▸ WHAT THIS TASK INVOLVES
From the entries below, copy every line where the string "Bodoni" appears.

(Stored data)
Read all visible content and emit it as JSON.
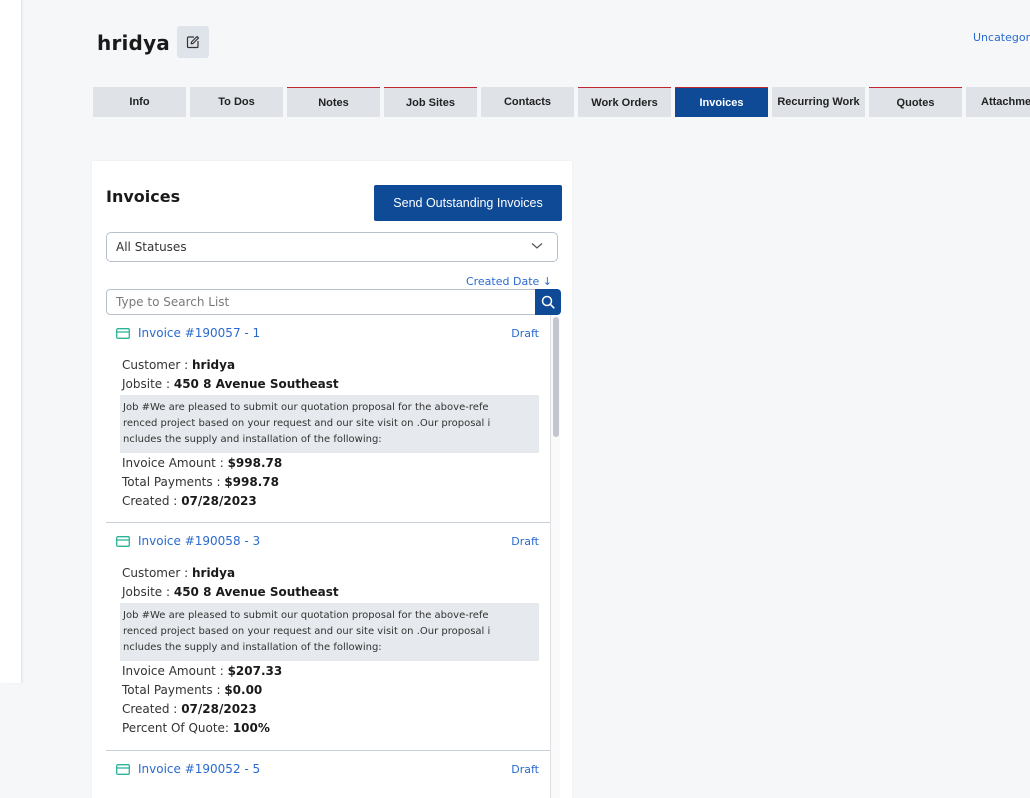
{
  "header": {
    "customer_name": "hridya",
    "category_link": "Uncategori"
  },
  "tabs": [
    {
      "label": "Info"
    },
    {
      "label": "To Dos"
    },
    {
      "label": "Notes"
    },
    {
      "label": "Job Sites"
    },
    {
      "label": "Contacts"
    },
    {
      "label": "Work Orders"
    },
    {
      "label": "Invoices"
    },
    {
      "label": "Recurring Work"
    },
    {
      "label": "Quotes"
    },
    {
      "label": "Attachmen"
    }
  ],
  "active_tab": "Invoices",
  "panel": {
    "title": "Invoices",
    "send_button": "Send Outstanding Invoices",
    "status_filter": "All Statuses",
    "sort_label": "Created Date ↓",
    "search_placeholder": "Type to Search List"
  },
  "labels": {
    "customer": "Customer :",
    "jobsite": "Jobsite :",
    "invoice_amount": "Invoice Amount :",
    "total_payments": "Total Payments :",
    "created": "Created :",
    "percent_of_quote": "Percent Of Quote:"
  },
  "invoices": [
    {
      "title": "Invoice #190057 - 1",
      "status": "Draft",
      "customer": "hridya",
      "jobsite": "450 8 Avenue Southeast",
      "description_lines": [
        "Job #We are pleased to submit our quotation proposal for the above-refe",
        "renced project based on your request and our site visit on .Our proposal i",
        "ncludes the supply and installation of the following:"
      ],
      "invoice_amount": "$998.78",
      "total_payments": "$998.78",
      "created": "07/28/2023"
    },
    {
      "title": "Invoice #190058 - 3",
      "status": "Draft",
      "customer": "hridya",
      "jobsite": "450 8 Avenue Southeast",
      "description_lines": [
        "Job #We are pleased to submit our quotation proposal for the above-refe",
        "renced project based on your request and our site visit on .Our proposal i",
        "ncludes the supply and installation of the following:"
      ],
      "invoice_amount": "$207.33",
      "total_payments": "$0.00",
      "created": "07/28/2023",
      "percent_of_quote": "100%"
    },
    {
      "title": "Invoice #190052 - 5",
      "status": "Draft"
    }
  ],
  "icons": {
    "edit": "edit-pencil-icon",
    "invoice": "credit-card-icon",
    "search": "search-icon",
    "dropdown": "chevron-down-icon"
  },
  "colors": {
    "primary": "#0e4a96",
    "link": "#2a6ad0",
    "tab_accent": "#c0262d",
    "invoice_icon": "#2bb39a"
  }
}
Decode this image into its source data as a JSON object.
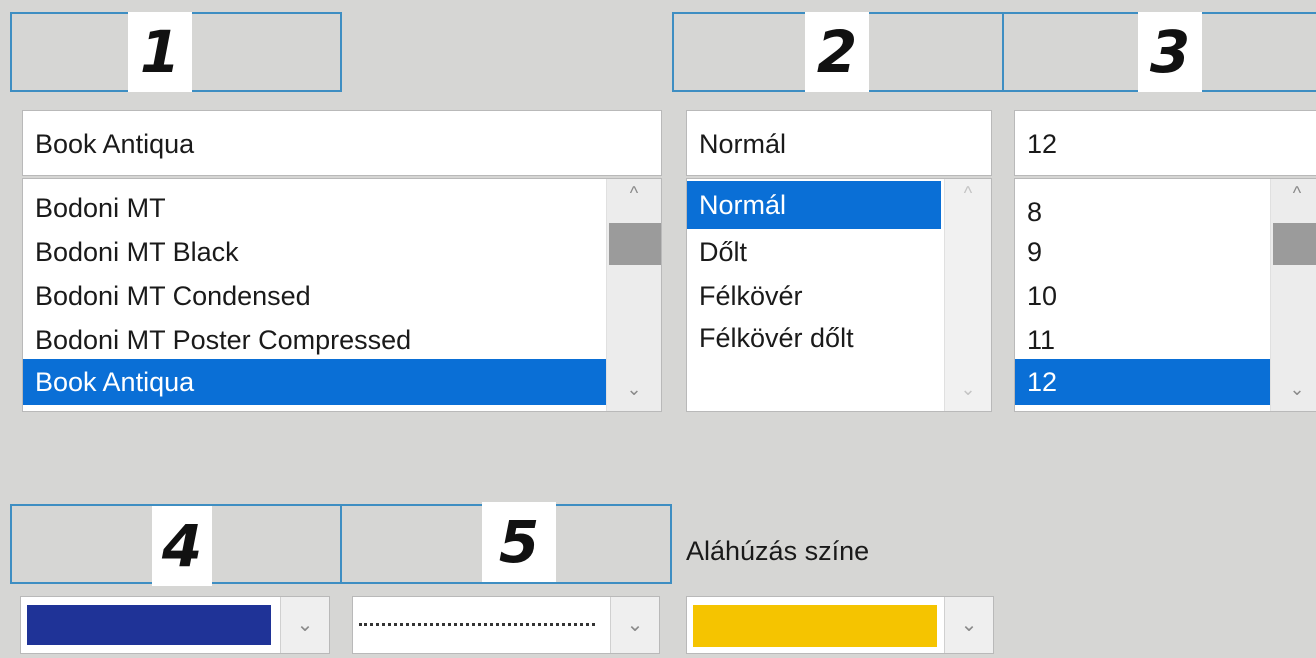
{
  "panels": {
    "font": {
      "number": "1",
      "current_value": "Book Antiqua",
      "items": [
        "Bodoni MT",
        "Bodoni MT Black",
        "Bodoni MT Condensed",
        "Bodoni MT Poster Compressed",
        "Book Antiqua"
      ],
      "selected_index": 4
    },
    "style": {
      "number": "2",
      "current_value": "Normál",
      "items": [
        "Normál",
        "Dőlt",
        "Félkövér",
        "Félkövér dőlt"
      ],
      "selected_index": 0
    },
    "size": {
      "number": "3",
      "current_value": "12",
      "items": [
        "8",
        "9",
        "10",
        "11",
        "12"
      ],
      "selected_index": 4
    }
  },
  "bottom": {
    "color_number": "4",
    "underline_number": "5",
    "underline_color_label": "Aláhúzás színe",
    "font_color": "#1f3397",
    "underline_color": "#f5c400"
  },
  "icons": {
    "scroll_up": "chevron-up-icon",
    "scroll_down": "chevron-down-icon",
    "dropdown": "chevron-down-icon"
  },
  "colors": {
    "selection": "#0a6fd6",
    "label_border": "#3e8ec2",
    "background": "#d6d6d4"
  }
}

▸ EXERCISE ANSWER
        "Bodoni MT",
        "Bodoni MT Black",
        "Bodoni MT Condensed",
        "Bodoni MT Poster Compressed",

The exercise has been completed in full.